◆ **TASK PROMPT**
Identify and reproduce every line holding the string "information".

[Collected data]
"""

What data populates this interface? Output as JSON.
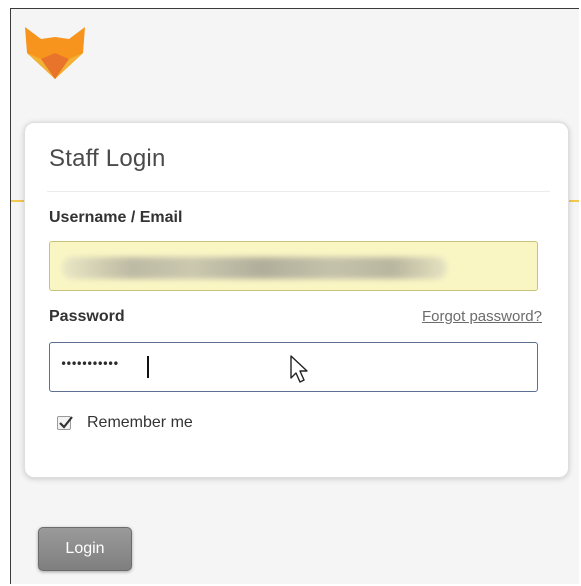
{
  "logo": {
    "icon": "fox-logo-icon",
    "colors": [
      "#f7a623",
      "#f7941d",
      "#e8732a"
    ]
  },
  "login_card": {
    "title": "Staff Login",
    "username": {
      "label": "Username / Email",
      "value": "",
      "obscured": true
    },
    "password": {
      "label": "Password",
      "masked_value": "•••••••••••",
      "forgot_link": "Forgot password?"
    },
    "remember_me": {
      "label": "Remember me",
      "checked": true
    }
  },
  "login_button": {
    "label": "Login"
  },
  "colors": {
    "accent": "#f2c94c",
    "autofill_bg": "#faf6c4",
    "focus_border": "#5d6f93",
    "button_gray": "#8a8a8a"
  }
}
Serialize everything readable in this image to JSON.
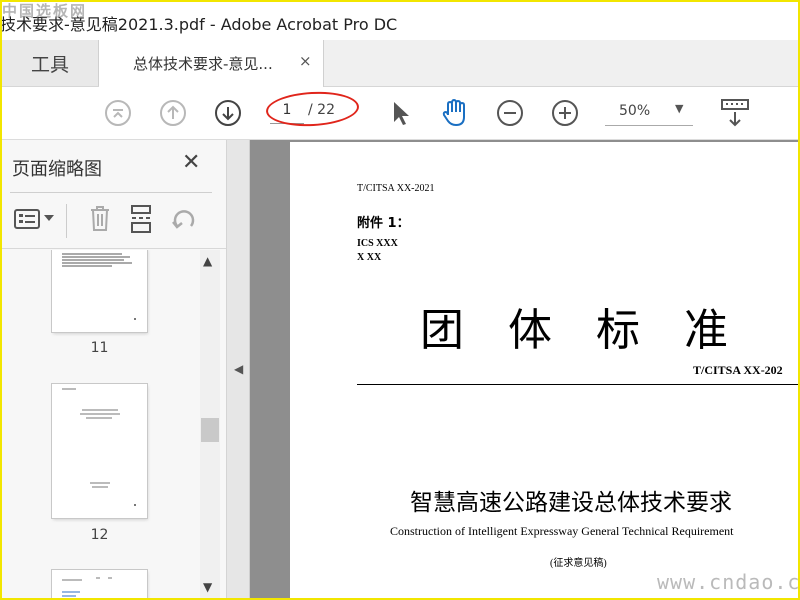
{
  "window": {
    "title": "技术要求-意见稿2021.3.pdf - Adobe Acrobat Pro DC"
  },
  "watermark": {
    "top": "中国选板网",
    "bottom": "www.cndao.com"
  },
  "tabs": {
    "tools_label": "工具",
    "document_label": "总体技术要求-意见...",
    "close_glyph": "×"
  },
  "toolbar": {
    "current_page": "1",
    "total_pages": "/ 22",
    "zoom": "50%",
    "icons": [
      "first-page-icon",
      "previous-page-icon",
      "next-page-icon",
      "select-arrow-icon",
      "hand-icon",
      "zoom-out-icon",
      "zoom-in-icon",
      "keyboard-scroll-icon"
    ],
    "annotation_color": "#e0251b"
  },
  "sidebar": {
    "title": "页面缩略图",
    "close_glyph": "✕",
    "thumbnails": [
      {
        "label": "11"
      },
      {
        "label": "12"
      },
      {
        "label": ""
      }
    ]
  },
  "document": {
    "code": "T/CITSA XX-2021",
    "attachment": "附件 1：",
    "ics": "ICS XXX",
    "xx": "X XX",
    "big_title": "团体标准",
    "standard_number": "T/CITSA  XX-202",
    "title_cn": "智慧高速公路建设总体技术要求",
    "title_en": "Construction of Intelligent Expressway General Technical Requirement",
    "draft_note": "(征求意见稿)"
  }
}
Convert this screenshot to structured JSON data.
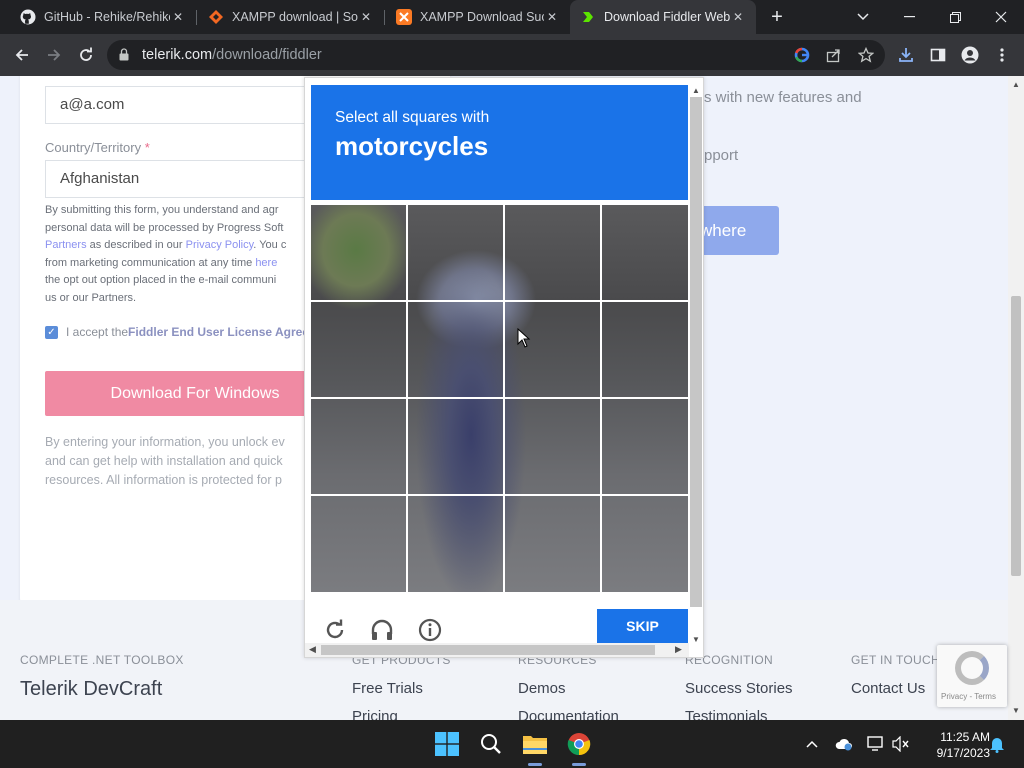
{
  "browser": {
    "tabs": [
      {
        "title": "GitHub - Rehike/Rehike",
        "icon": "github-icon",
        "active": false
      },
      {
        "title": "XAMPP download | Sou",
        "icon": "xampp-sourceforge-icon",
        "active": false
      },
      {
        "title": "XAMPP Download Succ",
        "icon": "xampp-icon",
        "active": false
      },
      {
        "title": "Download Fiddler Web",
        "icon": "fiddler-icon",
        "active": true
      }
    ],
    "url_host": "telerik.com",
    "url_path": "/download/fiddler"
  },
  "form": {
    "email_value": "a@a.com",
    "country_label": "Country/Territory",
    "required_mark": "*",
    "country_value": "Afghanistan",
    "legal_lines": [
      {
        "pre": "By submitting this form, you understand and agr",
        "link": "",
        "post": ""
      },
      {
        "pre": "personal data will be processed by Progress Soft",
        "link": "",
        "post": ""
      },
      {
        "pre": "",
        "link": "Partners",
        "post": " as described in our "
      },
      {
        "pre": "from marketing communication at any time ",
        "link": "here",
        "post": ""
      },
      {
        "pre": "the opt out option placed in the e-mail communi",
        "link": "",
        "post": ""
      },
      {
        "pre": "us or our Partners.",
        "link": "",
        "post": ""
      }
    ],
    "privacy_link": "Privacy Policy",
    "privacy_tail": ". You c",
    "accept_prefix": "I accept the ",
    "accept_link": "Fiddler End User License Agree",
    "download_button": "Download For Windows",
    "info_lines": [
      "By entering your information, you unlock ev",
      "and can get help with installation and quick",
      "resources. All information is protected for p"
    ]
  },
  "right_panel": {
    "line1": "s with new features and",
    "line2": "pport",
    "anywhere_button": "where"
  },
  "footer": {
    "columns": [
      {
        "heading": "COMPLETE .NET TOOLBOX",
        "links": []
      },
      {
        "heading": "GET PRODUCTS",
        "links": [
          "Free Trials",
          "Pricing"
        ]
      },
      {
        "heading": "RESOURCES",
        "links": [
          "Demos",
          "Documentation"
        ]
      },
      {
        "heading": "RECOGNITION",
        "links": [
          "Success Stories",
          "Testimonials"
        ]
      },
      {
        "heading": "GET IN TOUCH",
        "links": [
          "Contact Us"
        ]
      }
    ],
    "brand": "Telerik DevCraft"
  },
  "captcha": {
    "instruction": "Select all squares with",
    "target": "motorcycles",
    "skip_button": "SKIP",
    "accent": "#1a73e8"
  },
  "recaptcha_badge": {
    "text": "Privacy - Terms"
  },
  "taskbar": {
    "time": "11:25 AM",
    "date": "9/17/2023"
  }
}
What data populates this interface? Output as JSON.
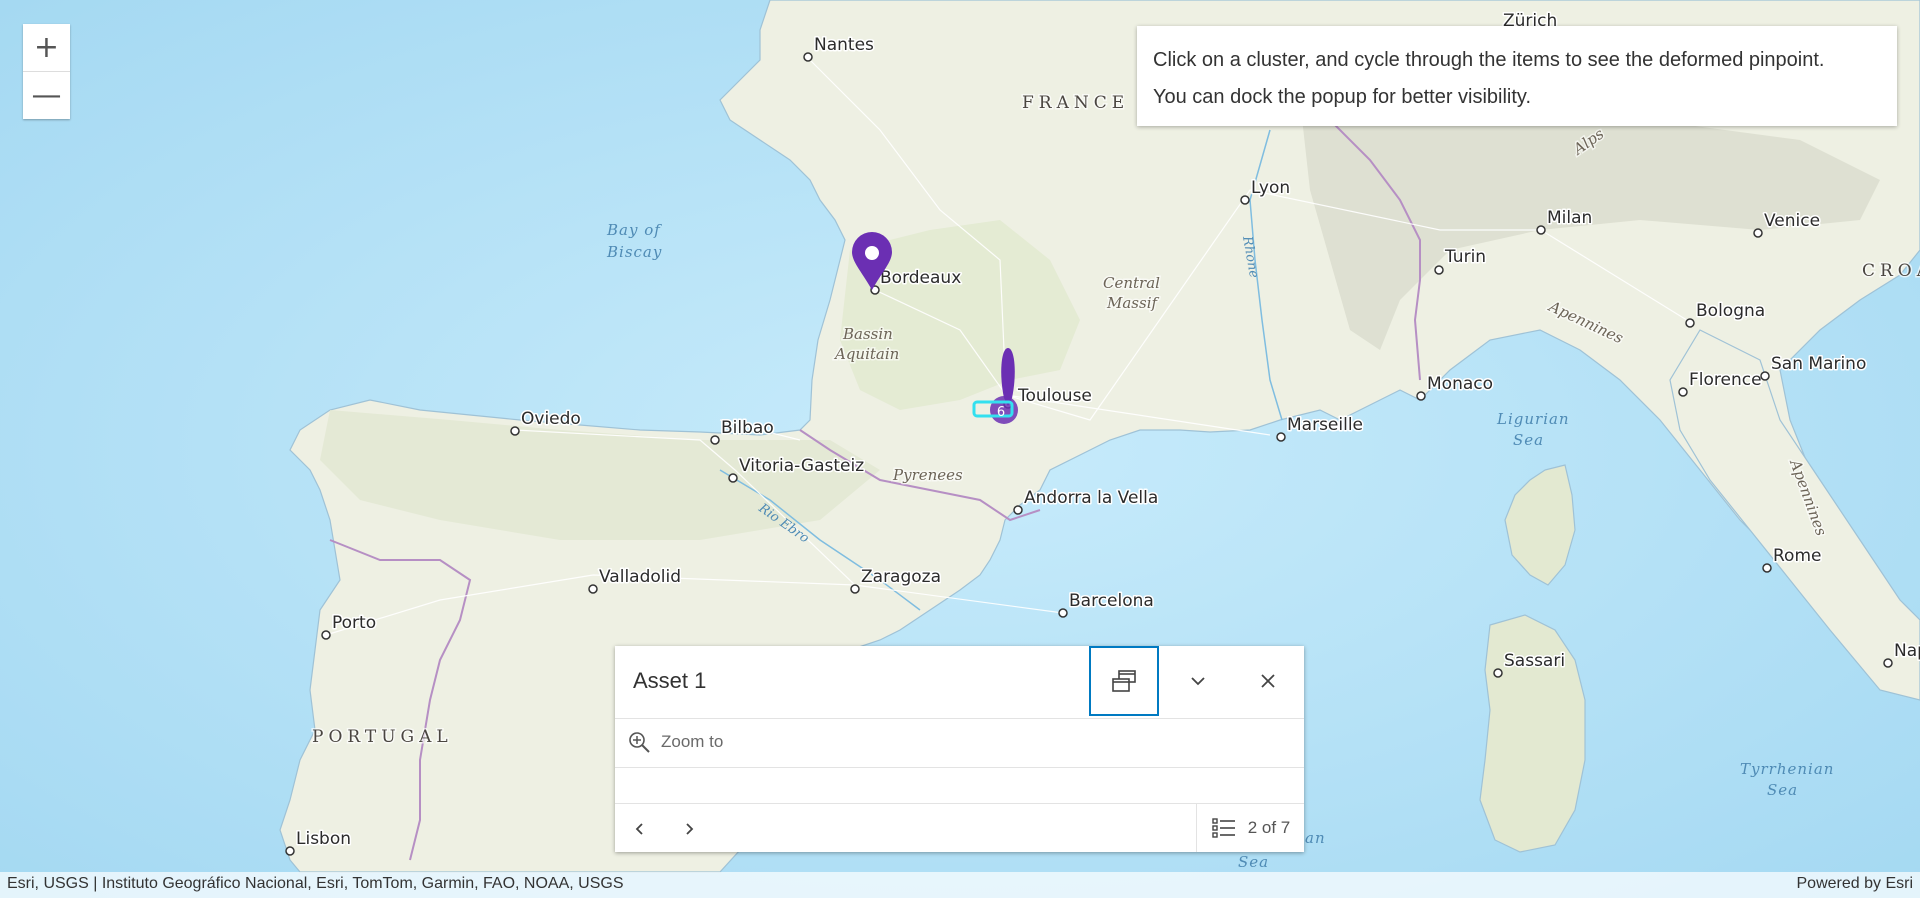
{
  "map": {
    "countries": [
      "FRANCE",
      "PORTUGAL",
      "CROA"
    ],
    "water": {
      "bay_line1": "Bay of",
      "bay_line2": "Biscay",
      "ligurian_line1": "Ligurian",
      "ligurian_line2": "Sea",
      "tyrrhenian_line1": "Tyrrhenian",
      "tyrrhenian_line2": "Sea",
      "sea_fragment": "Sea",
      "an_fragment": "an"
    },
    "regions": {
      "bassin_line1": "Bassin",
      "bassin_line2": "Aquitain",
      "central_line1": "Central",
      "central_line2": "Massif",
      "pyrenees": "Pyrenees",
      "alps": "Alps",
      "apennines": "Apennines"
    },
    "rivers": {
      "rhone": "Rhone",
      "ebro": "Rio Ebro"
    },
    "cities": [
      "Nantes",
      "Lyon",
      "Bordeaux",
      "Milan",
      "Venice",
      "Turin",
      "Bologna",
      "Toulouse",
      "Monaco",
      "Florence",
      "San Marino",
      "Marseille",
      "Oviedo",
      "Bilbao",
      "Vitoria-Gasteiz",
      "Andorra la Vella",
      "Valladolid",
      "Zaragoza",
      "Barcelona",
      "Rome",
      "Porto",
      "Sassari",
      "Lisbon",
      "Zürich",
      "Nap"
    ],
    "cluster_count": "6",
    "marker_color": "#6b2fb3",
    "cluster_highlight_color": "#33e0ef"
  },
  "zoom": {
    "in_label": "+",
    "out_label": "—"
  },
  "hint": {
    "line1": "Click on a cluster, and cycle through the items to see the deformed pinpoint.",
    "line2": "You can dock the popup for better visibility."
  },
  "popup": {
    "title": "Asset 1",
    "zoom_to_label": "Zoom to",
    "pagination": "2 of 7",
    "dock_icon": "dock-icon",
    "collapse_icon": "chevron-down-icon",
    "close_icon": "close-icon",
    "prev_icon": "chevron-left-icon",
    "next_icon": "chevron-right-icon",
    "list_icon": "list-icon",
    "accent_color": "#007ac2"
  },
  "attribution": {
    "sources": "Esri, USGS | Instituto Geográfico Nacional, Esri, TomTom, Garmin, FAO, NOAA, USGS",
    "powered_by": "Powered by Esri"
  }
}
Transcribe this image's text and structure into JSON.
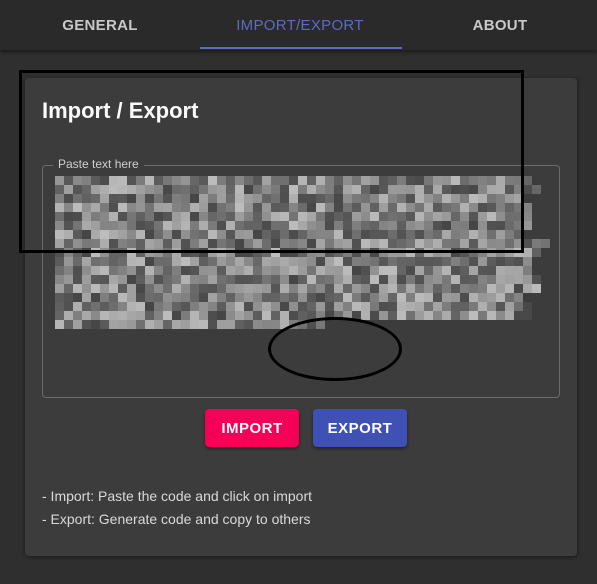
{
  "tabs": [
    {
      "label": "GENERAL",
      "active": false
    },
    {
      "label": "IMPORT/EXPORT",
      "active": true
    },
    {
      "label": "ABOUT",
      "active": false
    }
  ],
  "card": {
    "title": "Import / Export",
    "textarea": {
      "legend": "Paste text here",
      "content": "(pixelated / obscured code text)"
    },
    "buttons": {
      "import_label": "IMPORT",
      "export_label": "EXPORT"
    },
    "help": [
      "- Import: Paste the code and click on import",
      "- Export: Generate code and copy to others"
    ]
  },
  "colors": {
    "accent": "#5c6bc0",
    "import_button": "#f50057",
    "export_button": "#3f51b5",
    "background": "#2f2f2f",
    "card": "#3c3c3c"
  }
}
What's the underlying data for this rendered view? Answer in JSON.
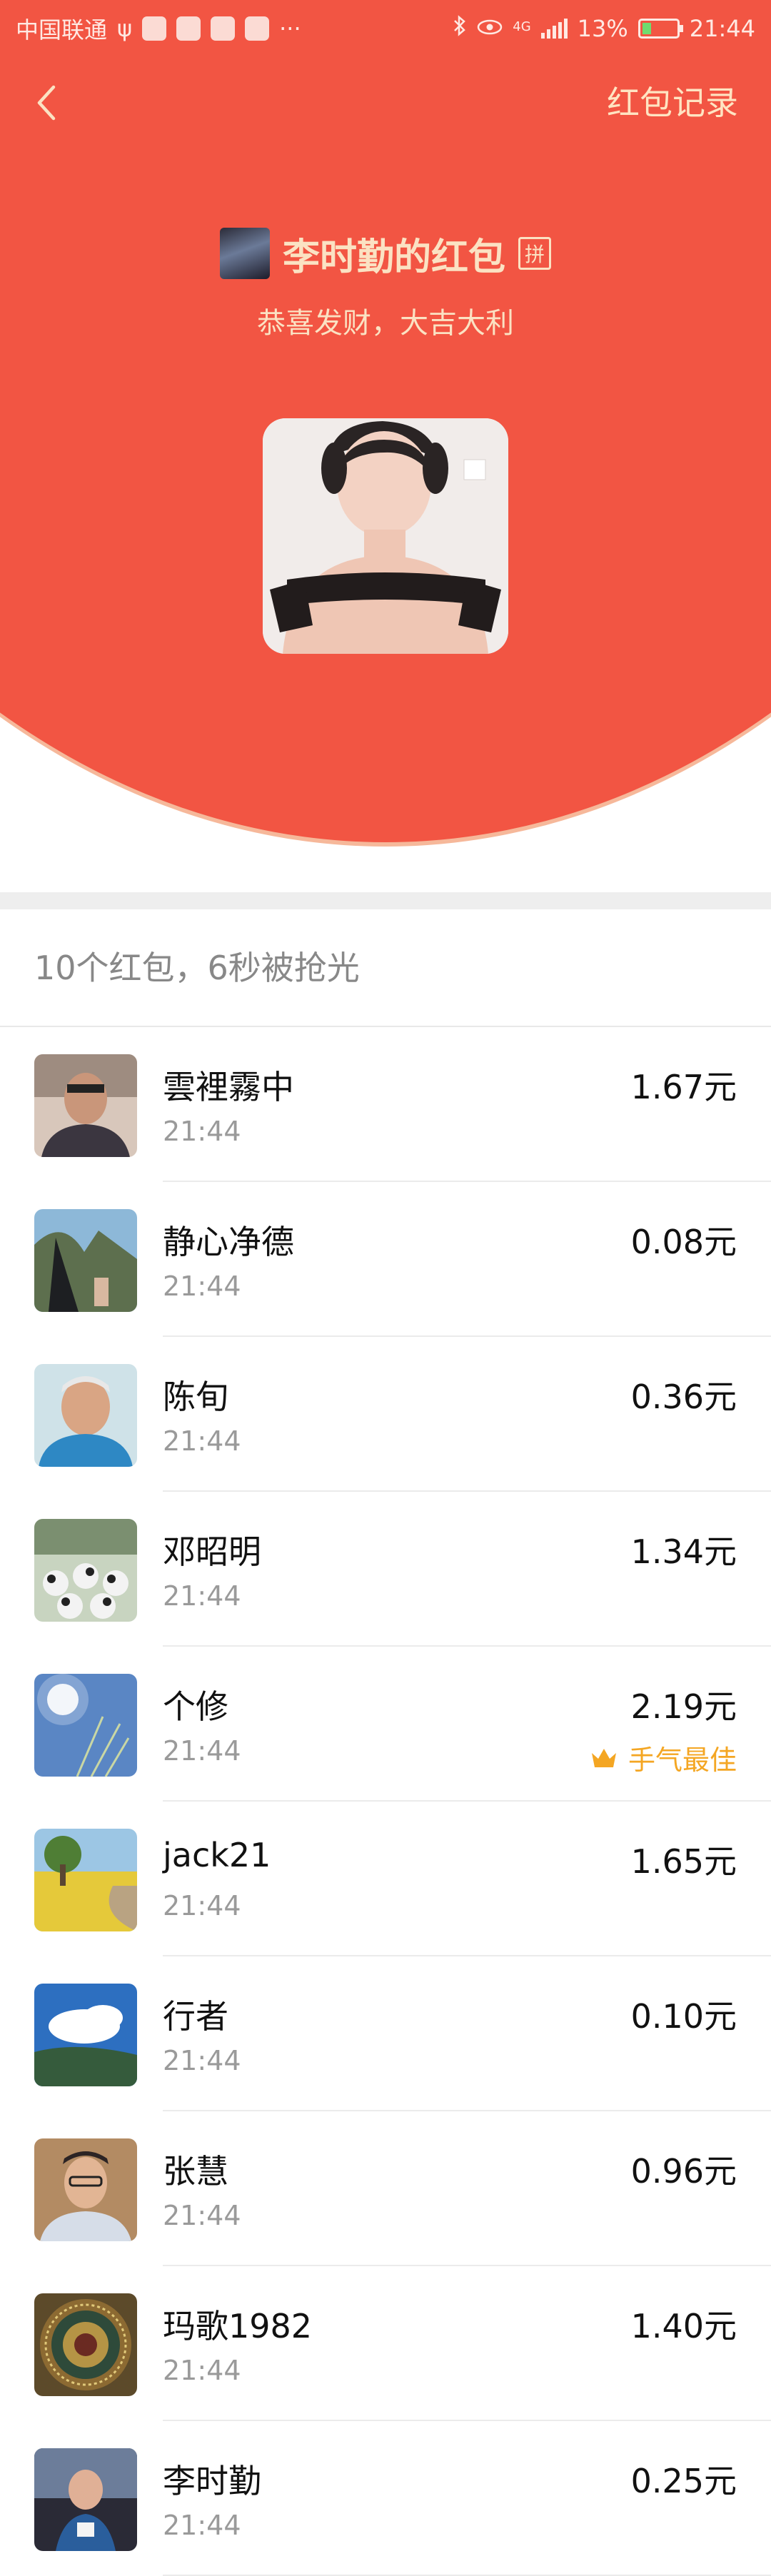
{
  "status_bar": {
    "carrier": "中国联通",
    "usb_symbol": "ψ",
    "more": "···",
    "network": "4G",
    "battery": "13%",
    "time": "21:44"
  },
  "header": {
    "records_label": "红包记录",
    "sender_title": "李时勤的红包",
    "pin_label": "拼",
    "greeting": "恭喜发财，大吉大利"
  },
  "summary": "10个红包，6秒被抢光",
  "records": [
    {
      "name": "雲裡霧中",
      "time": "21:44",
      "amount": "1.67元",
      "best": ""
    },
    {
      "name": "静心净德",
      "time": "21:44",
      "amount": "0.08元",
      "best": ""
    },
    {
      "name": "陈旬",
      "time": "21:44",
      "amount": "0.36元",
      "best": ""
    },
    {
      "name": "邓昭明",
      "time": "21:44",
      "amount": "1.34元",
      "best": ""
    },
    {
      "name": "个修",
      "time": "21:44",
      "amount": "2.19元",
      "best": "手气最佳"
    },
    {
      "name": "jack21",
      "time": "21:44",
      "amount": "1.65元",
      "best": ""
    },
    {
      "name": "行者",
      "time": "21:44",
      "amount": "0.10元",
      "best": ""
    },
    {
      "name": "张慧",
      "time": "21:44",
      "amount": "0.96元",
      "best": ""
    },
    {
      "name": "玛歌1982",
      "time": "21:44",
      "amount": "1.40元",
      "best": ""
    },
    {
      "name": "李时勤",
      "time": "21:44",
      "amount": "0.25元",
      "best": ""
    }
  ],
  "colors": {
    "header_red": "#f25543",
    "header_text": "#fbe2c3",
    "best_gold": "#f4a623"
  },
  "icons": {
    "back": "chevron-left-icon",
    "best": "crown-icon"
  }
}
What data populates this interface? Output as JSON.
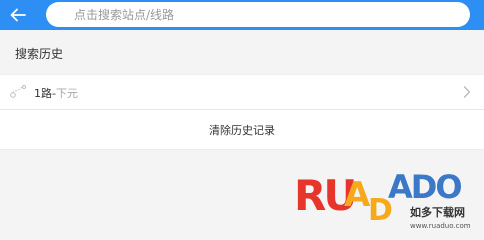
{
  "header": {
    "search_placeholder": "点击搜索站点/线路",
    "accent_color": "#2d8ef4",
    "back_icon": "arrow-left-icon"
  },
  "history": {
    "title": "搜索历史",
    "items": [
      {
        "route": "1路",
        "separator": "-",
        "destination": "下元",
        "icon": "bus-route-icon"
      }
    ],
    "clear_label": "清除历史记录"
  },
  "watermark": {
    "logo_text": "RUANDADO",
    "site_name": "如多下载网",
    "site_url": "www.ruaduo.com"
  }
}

"""

◆ **TASK ANSWER**
      "By entering your information, you unlock ev",
      "resources. All information is protected for p"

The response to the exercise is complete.